§ **TEXT EXTRACT**
--
Key areas to consider

Key areas where current travel policies seem to fall short are:

  • Granting extra time off to employees to compensate for travel outside of working hours
  • Allowing partners or family to accompany them on selected trips
  • Incorporating leisure time during business trips.

Another way to provoke a positive mental mindset, particularly for the experienced and frequent traveller – is to give them the freedom of choice – who they use, how long they stay and whether they even travel at all!

Being involved in the decision-making around whether to travel or not was the fourth most significant travel policy guideline contributing to employee well-being. With this in mind, the customisation of the travel policy to accommodate the specific needs of the roaming nomad worker is also well worth considering.

Re-writing the rules

Regardless of just how much autonomy you are willing to provide – ensure that the rules of engagement are distinctly defined so that risk to both business and the traveller is minimised. Be very clear.

  • Introduction/objective– Explain the goals and set expectations for all employees travelling for business
  • Approval/pre-approvals– Specify which travel requests require pre- or special approvals
  • Booking/reservations– Detail how and when travellers can add personal travel days to a business trip
  • People risk management– Define the duty of care protocols and safety guidelines relating to the leisure portion of the trip
  • Spending/T&E/expense guidelines– Clarify what is covered and what is not and make clear who will be responsible for payment which expenses
  • Transportation guidelines– This should cover rules for travel companion trips, insurance requirements, and accidents.

A suitably constructed travel policy can be an important tool in attracting and retaining the right people for roles in which business travel is required. It is an opportunity to demonstrate organisational understanding and respect for the personal demands that this lifestyle generates.
--
§ **GIVEN INFORMATION**
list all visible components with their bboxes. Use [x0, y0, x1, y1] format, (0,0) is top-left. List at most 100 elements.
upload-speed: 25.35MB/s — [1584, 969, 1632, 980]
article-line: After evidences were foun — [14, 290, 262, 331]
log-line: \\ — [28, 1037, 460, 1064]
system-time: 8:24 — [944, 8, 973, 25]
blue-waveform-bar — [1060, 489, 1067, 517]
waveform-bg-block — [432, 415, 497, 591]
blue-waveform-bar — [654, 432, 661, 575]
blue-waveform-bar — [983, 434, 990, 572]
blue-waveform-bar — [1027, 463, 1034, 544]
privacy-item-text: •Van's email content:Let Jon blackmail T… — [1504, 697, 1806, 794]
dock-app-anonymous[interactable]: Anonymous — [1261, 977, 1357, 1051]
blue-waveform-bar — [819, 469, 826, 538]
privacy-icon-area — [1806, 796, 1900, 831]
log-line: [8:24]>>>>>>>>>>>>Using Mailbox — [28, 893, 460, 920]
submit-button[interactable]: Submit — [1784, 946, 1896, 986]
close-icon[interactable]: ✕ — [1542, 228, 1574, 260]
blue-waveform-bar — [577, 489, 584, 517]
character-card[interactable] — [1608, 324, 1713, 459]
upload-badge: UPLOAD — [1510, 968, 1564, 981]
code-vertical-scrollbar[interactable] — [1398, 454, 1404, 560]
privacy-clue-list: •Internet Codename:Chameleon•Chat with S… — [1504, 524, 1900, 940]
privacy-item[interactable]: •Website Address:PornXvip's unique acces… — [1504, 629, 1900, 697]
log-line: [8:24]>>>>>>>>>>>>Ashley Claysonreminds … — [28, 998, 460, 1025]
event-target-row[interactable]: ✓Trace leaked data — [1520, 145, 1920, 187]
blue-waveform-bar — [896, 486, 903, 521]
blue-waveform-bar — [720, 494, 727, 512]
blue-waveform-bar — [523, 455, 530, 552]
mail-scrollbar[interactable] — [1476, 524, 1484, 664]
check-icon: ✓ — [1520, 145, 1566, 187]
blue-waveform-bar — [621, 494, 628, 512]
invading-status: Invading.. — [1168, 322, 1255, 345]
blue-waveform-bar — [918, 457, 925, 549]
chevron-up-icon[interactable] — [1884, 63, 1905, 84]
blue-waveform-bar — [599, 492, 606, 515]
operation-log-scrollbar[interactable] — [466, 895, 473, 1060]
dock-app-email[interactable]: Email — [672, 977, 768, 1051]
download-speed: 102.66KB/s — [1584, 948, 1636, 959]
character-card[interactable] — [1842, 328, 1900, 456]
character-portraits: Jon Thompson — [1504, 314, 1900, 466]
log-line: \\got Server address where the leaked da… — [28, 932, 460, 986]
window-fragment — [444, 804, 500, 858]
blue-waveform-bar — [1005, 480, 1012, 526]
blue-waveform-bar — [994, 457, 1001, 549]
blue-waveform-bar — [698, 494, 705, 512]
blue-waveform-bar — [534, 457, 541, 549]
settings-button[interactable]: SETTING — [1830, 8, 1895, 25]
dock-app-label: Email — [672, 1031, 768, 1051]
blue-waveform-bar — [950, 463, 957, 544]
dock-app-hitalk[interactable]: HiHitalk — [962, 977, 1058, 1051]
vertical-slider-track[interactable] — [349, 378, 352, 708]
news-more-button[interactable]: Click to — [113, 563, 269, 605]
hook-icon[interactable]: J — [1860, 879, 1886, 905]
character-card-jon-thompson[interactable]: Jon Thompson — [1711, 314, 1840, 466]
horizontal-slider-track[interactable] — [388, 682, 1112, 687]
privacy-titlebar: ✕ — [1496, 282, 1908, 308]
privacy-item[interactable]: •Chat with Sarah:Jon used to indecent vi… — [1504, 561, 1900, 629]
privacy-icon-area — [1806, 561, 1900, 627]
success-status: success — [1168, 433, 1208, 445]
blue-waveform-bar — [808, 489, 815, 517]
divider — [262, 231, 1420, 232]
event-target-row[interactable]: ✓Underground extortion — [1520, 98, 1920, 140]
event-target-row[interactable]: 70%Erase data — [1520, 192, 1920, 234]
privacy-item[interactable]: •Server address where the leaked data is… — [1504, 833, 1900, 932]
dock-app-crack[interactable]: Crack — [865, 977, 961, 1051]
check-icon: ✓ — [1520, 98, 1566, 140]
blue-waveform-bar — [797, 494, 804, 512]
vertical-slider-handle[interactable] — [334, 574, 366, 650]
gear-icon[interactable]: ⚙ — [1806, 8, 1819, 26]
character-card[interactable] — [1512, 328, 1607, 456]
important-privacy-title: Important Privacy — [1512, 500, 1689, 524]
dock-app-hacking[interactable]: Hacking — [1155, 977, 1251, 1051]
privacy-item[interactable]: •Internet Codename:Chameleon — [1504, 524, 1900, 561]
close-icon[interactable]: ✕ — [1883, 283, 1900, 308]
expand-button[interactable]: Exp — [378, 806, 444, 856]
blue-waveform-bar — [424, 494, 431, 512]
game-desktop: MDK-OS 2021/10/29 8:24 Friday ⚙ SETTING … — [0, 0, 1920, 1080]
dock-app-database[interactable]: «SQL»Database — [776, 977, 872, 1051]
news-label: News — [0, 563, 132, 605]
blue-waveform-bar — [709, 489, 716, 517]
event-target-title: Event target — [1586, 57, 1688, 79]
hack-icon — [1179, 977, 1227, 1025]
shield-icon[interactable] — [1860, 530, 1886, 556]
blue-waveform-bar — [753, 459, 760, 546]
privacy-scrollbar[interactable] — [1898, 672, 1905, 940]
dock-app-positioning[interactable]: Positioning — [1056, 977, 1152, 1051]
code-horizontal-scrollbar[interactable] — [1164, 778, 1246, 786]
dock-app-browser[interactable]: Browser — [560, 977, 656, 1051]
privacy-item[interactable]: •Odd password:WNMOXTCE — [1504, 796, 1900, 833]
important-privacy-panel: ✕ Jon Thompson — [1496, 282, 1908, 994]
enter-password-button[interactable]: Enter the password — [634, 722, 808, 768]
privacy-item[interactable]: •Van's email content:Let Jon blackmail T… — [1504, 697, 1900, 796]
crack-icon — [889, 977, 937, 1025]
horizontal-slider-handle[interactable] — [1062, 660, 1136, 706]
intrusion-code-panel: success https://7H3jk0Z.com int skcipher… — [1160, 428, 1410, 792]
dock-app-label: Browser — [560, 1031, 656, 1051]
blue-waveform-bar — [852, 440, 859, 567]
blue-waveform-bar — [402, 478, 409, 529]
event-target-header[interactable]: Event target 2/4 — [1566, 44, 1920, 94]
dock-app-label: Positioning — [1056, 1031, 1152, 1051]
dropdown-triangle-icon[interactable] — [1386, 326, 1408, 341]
--
§ **SHORT TASK 1**
Using the travel policy text, answer the following:
(a) Where did being involved in the decision about whether to travel rank among the travel policy guidelines contributing to employee well-being?
(b) Which section of the rules specifies which travel requests require pre- or special approvals?
(c) According to the final paragraph, what can a suitably constructed travel policy be an important tool in doing?
§ **SHORT TASK 2**
Rewrite the travel policy text between "Re-writing the rules" and "Be very clear.", inclusive, substituting "independence" for "autonomy".

§ **EXERCISE RESULT 1**
(a) It was the fourth most significant.
(b) Approval/pre-approvals.
(c) Attracting and retaining the right people for roles in which business travel is required.

§ **EXERCISE RESULT 2**
Re-writing the rules

Regardless of just how much independence you are willing to provide – ensure that the rules of engagement are distinctly defined so that risk to both business and the traveller is minimised. Be very clear.